[Stored records]
-- START --

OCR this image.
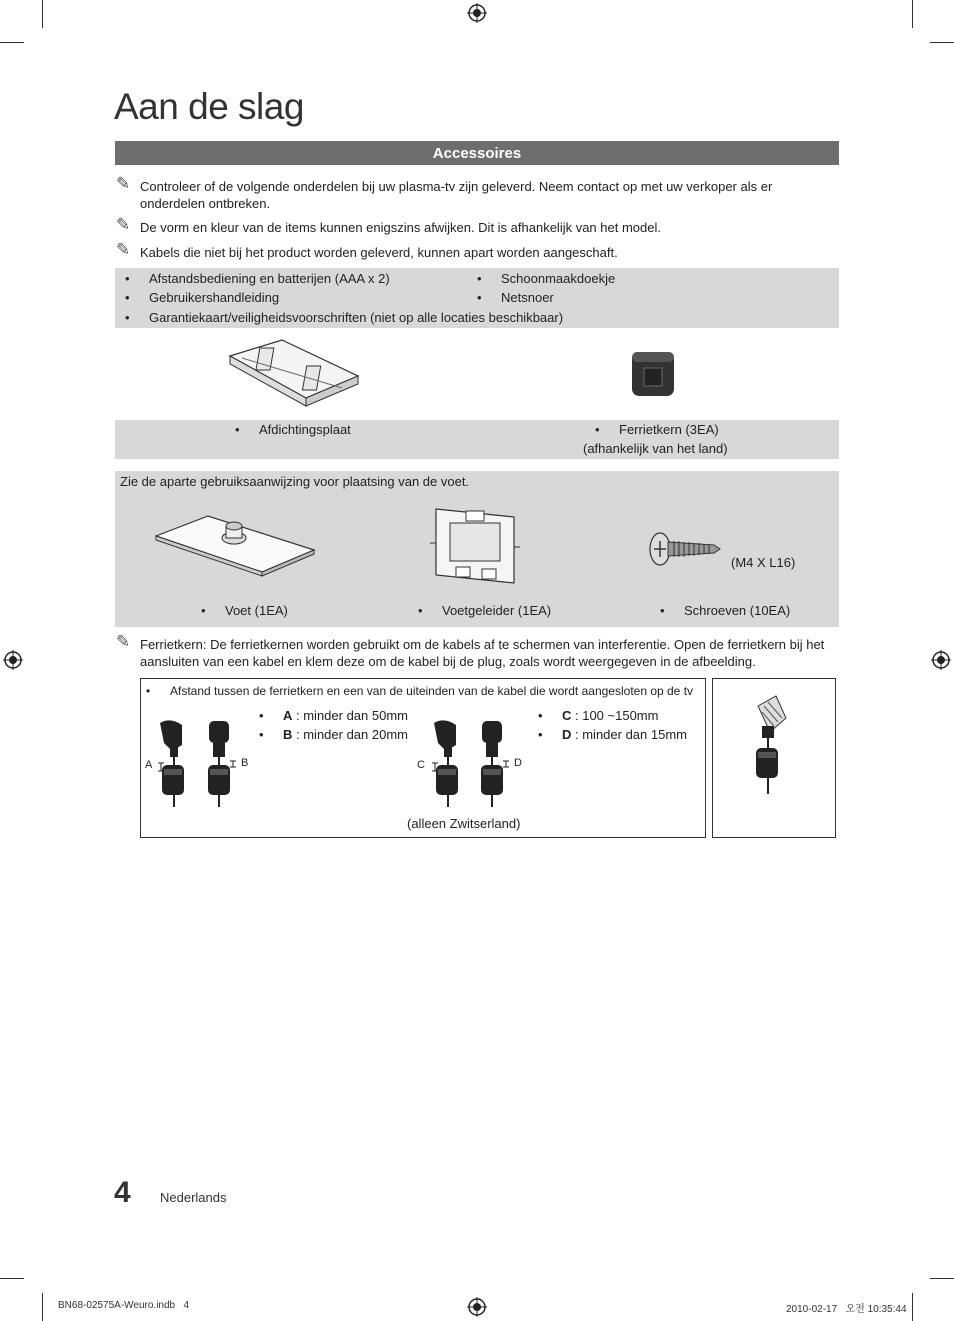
Aan de slag
Accessoires
✎ Controleer of de volgende onderdelen bij uw plasma-tv zijn geleverd. Neem contact op met uw verkoper als er onderdelen ontbreken.
✎ De vorm en kleur van de items kunnen enigszins afwijken. Dit is afhankelijk van het model.
✎ Kabels die niet bij het product worden geleverd, kunnen apart worden aangeschaft.
• Afstandsbediening en batterijen (AAA x 2)
• Gebruikershandleiding
• Garantiekaart/veiligheidsvoorschriften (niet op alle locaties beschikbaar)
• Schoonmaakdoekje
• Netsnoer
• Afdichtingsplaat	• Ferrietkern (3EA)
(afhankelijk van het land)
Zie de aparte gebruiksaanwijzing voor plaatsing van de voet.
• Voet (1EA)	• Voetgeleider (1EA)	• Schroeven (10EA)
(M4 X L16)
✎ Ferrietkern: De ferrietkernen worden gebruikt om de kabels af te schermen van interferentie. Open de ferrietkern bij het aansluiten van een kabel en klem deze om de kabel bij de plug, zoals wordt weergegeven in de afbeelding.
• Afstand tussen de ferrietkern en een van de uiteinden van de kabel die wordt aangesloten op de tv
• A : minder dan 50mm
• B : minder dan 20mm
• C : 100 ~150mm
• D : minder dan 15mm
(alleen Zwitserland)
A	B	C	D
4 Nederlands
BN68-02575A-Weuro.indb   4	2010-02-17   오전 10:35:44
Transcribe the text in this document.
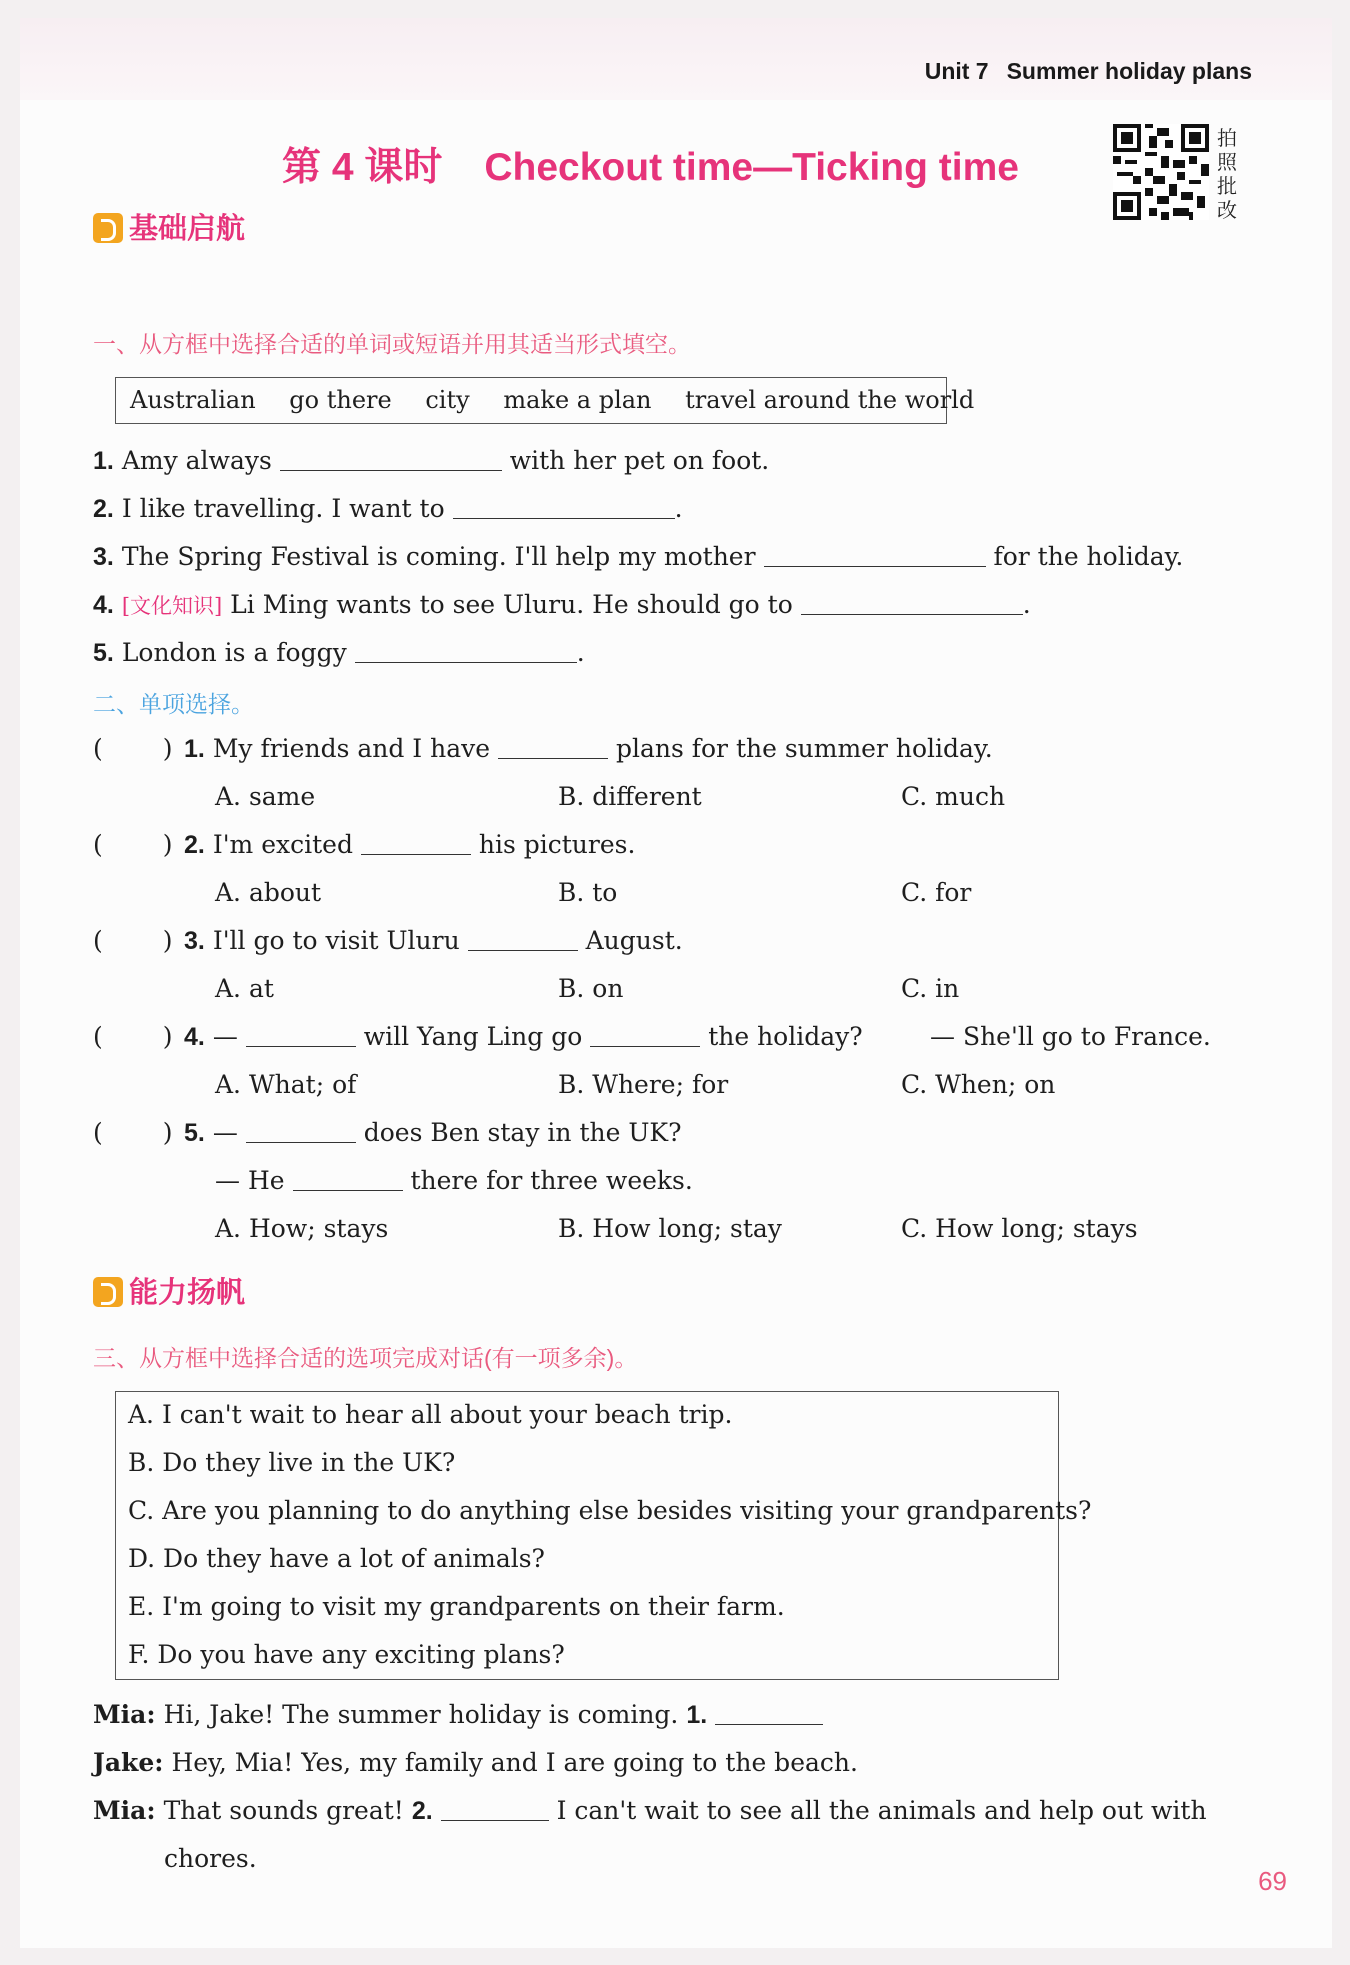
Unit 7 Summer holiday plans
第 4 课时 Checkout time—Ticking time
拍照批改
基础启航
一、从方框中选择合适的单词或短语并用其适当形式填空。
Australian go there city make a plan travel around the world
1. Amy always	with her pet on foot.
2. I like travelling. I want to	.
3. The Spring Festival is coming. I'll help my mother	for the holiday.
4. [文化知识] Li Ming wants to see Uluru. He should go to	.
5. London is a foggy	.
二、单项选择。
( ) 1. My friends and I have	plans for the summer holiday.
A. same	B. different	C. much
( ) 2. I'm excited	his pictures.
A. about	B. to	C. for
( ) 3. I'll go to visit Uluru	August.
A. at	B. on	C. in
( ) 4. —	will Yang Ling go	the holiday?	— She'll go to France.
A. What; of	B. Where; for	C. When; on
( ) 5. —	does Ben stay in the UK?
— He	there for three weeks.
A. How; stays	B. How long; stay	C. How long; stays
能力扬帆
三、从方框中选择合适的选项完成对话(有一项多余)。
A. I can't wait to hear all about your beach trip.
B. Do they live in the UK?
C. Are you planning to do anything else besides visiting your grandparents?
D. Do they have a lot of animals?
E. I'm going to visit my grandparents on their farm.
F. Do you have any exciting plans?
Mia: Hi, Jake! The summer holiday is coming. 1.
Jake: Hey, Mia! Yes, my family and I are going to the beach.
Mia: That sounds great! 2.	I can't wait to see all the animals and help out with
chores.
69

-- END --

* _TASK REQUIREMENTS_: Copy everything in the records above except the pictures, exactly as written.

* _WORKED SOLUTION_:
OCR this image.
Aan de slag
Accessoires
✎ Controleer of de volgende onderdelen bij uw plasma-tv zijn geleverd. Neem contact op met uw verkoper als er onderdelen ontbreken.
✎ De vorm en kleur van de items kunnen enigszins afwijken. Dit is afhankelijk van het model.
✎ Kabels die niet bij het product worden geleverd, kunnen apart worden aangeschaft.
• Afstandsbediening en batterijen (AAA x 2)
• Gebruikershandleiding
• Garantiekaart/veiligheidsvoorschriften (niet op alle locaties beschikbaar)
• Schoonmaakdoekje
• Netsnoer
• Afdichtingsplaat	• Ferrietkern (3EA)
(afhankelijk van het land)
Zie de aparte gebruiksaanwijzing voor plaatsing van de voet.
• Voet (1EA)	• Voetgeleider (1EA)	• Schroeven (10EA)
(M4 X L16)
✎ Ferrietkern: De ferrietkernen worden gebruikt om de kabels af te schermen van interferentie. Open de ferrietkern bij het aansluiten van een kabel en klem deze om de kabel bij de plug, zoals wordt weergegeven in de afbeelding.
• Afstand tussen de ferrietkern en een van de uiteinden van de kabel die wordt aangesloten op de tv
• A : minder dan 50mm
• B : minder dan 20mm
• C : 100 ~150mm
• D : minder dan 15mm
(alleen Zwitserland)
A	B	C	D
4 Nederlands
BN68-02575A-Weuro.indb   4	2010-02-17   오전 10:35:44
Transcribe the text in this document.
Unit 7 Summer holiday plans
第 4 课时 Checkout time—Ticking time
拍照批改
基础启航
一、从方框中选择合适的单词或短语并用其适当形式填空。
Australian go there city make a plan travel around the world
1. Amy always	with her pet on foot.
2. I like travelling. I want to	.
3. The Spring Festival is coming. I'll help my mother	for the holiday.
4. [文化知识] Li Ming wants to see Uluru. He should go to	.
5. London is a foggy	.
二、单项选择。
( ) 1. My friends and I have	plans for the summer holiday.
A. same	B. different	C. much
( ) 2. I'm excited	his pictures.
A. about	B. to	C. for
( ) 3. I'll go to visit Uluru	August.
A. at	B. on	C. in
( ) 4. —	will Yang Ling go	the holiday?	— She'll go to France.
A. What; of	B. Where; for	C. When; on
( ) 5. —	does Ben stay in the UK?
— He	there for three weeks.
A. How; stays	B. How long; stay	C. How long; stays
能力扬帆
三、从方框中选择合适的选项完成对话(有一项多余)。
A. I can't wait to hear all about your beach trip.
B. Do they live in the UK?
C. Are you planning to do anything else besides visiting your grandparents?
D. Do they have a lot of animals?
E. I'm going to visit my grandparents on their farm.
F. Do you have any exciting plans?
Mia: Hi, Jake! The summer holiday is coming. 1.
Jake: Hey, Mia! Yes, my family and I are going to the beach.
Mia: That sounds great! 2.	I can't wait to see all the animals and help out with
chores.
69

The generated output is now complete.